▶ **INFORMATION PROVIDED**
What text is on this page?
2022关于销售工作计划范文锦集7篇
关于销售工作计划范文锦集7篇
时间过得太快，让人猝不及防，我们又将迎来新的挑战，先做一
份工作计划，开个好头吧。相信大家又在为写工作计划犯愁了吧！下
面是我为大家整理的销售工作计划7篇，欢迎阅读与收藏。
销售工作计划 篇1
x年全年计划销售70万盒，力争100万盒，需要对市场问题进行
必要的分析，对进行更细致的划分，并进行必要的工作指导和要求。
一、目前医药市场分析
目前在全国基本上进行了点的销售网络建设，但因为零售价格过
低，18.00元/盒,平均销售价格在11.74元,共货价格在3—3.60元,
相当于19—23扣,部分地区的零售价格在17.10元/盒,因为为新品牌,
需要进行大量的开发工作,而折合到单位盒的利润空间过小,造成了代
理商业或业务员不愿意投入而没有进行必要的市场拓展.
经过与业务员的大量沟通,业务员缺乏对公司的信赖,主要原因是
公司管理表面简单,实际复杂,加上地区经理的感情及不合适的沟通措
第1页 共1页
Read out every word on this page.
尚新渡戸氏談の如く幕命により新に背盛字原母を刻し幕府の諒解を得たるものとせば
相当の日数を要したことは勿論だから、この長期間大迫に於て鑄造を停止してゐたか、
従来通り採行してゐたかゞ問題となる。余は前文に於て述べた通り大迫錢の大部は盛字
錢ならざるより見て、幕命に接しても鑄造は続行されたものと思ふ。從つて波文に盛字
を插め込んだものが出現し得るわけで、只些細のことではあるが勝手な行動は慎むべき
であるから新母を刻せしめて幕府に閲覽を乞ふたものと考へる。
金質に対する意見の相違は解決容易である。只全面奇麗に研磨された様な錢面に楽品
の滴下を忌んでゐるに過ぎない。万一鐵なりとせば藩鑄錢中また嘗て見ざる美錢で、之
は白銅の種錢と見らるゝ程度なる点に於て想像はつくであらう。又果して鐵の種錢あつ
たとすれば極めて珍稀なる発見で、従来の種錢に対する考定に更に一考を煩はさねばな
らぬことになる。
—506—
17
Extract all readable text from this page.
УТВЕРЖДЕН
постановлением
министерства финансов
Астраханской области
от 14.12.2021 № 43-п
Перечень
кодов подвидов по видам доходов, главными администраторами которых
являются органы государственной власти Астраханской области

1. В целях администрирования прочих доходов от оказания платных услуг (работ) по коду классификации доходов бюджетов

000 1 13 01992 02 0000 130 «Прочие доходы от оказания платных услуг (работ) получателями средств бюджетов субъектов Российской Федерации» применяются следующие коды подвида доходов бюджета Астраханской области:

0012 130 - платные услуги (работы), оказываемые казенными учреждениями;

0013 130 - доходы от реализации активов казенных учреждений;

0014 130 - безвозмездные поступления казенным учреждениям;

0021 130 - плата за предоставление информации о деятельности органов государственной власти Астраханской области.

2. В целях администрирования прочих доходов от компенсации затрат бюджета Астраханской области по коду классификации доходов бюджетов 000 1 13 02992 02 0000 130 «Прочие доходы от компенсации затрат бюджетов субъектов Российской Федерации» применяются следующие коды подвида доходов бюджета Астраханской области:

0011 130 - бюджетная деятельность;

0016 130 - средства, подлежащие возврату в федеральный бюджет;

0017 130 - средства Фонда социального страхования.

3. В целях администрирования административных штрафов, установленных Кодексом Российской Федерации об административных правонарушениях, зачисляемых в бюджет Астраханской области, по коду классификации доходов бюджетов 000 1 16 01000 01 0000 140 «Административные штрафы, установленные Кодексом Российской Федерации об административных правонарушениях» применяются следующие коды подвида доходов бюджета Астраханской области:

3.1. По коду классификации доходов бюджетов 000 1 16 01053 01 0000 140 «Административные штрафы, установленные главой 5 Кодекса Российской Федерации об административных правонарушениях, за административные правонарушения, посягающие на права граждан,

▶ **GIVEN EXERCISE**
Recopy the whole listing exactly.

▶ **TASK RESPONSE**
What text is on this page?
2022关于销售工作计划范文锦集7篇
关于销售工作计划范文锦集7篇
时间过得太快，让人猝不及防，我们又将迎来新的挑战，先做一
份工作计划，开个好头吧。相信大家又在为写工作计划犯愁了吧！下
面是我为大家整理的销售工作计划7篇，欢迎阅读与收藏。
销售工作计划 篇1
x年全年计划销售70万盒，力争100万盒，需要对市场问题进行
必要的分析，对进行更细致的划分，并进行必要的工作指导和要求。
一、目前医药市场分析
目前在全国基本上进行了点的销售网络建设，但因为零售价格过
低，18.00元/盒,平均销售价格在11.74元,共货价格在3—3.60元,
相当于19—23扣,部分地区的零售价格在17.10元/盒,因为为新品牌,
需要进行大量的开发工作,而折合到单位盒的利润空间过小,造成了代
理商业或业务员不愿意投入而没有进行必要的市场拓展.
经过与业务员的大量沟通,业务员缺乏对公司的信赖,主要原因是
公司管理表面简单,实际复杂,加上地区经理的感情及不合适的沟通措
第1页 共1页
Read out every word on this page.
尚新渡戸氏談の如く幕命により新に背盛字原母を刻し幕府の諒解を得たるものとせば
相当の日数を要したことは勿論だから、この長期間大迫に於て鑄造を停止してゐたか、
従来通り採行してゐたかゞ問題となる。余は前文に於て述べた通り大迫錢の大部は盛字
錢ならざるより見て、幕命に接しても鑄造は続行されたものと思ふ。從つて波文に盛字
を插め込んだものが出現し得るわけで、只些細のことではあるが勝手な行動は慎むべき
であるから新母を刻せしめて幕府に閲覽を乞ふたものと考へる。
金質に対する意見の相違は解決容易である。只全面奇麗に研磨された様な錢面に楽品
の滴下を忌んでゐるに過ぎない。万一鐵なりとせば藩鑄錢中また嘗て見ざる美錢で、之
は白銅の種錢と見らるゝ程度なる点に於て想像はつくであらう。又果して鐵の種錢あつ
たとすれば極めて珍稀なる発見で、従来の種錢に対する考定に更に一考を煩はさねばな
らぬことになる。
—506—
17
Extract all readable text from this page.
УТВЕРЖДЕН
постановлением
министерства финансов
Астраханской области
от 14.12.2021 № 43-п
Перечень
кодов подвидов по видам доходов, главными администраторами которых
являются органы государственной власти Астраханской области

1. В целях администрирования прочих доходов от оказания платных услуг (работ) по коду классификации доходов бюджетов

000 1 13 01992 02 0000 130 «Прочие доходы от оказания платных услуг (работ) получателями средств бюджетов субъектов Российской Федерации» применяются следующие коды подвида доходов бюджета Астраханской области:

0012 130 - платные услуги (работы), оказываемые казенными учреждениями;

0013 130 - доходы от реализации активов казенных учреждений;

0014 130 - безвозмездные поступления казенным учреждениям;

0021 130 - плата за предоставление информации о деятельности органов государственной власти Астраханской области.

2. В целях администрирования прочих доходов от компенсации затрат бюджета Астраханской области по коду классификации доходов бюджетов 000 1 13 02992 02 0000 130 «Прочие доходы от компенсации затрат бюджетов субъектов Российской Федерации» применяются следующие коды подвида доходов бюджета Астраханской области:

0011 130 - бюджетная деятельность;

0016 130 - средства, подлежащие возврату в федеральный бюджет;

0017 130 - средства Фонда социального страхования.

3. В целях администрирования административных штрафов, установленных Кодексом Российской Федерации об административных правонарушениях, зачисляемых в бюджет Астраханской области, по коду классификации доходов бюджетов 000 1 16 01000 01 0000 140 «Административные штрафы, установленные Кодексом Российской Федерации об административных правонарушениях» применяются следующие коды подвида доходов бюджета Астраханской области:

3.1. По коду классификации доходов бюджетов 000 1 16 01053 01 0000 140 «Административные штрафы, установленные главой 5 Кодекса Российской Федерации об административных правонарушениях, за административные правонарушения, посягающие на права граждан,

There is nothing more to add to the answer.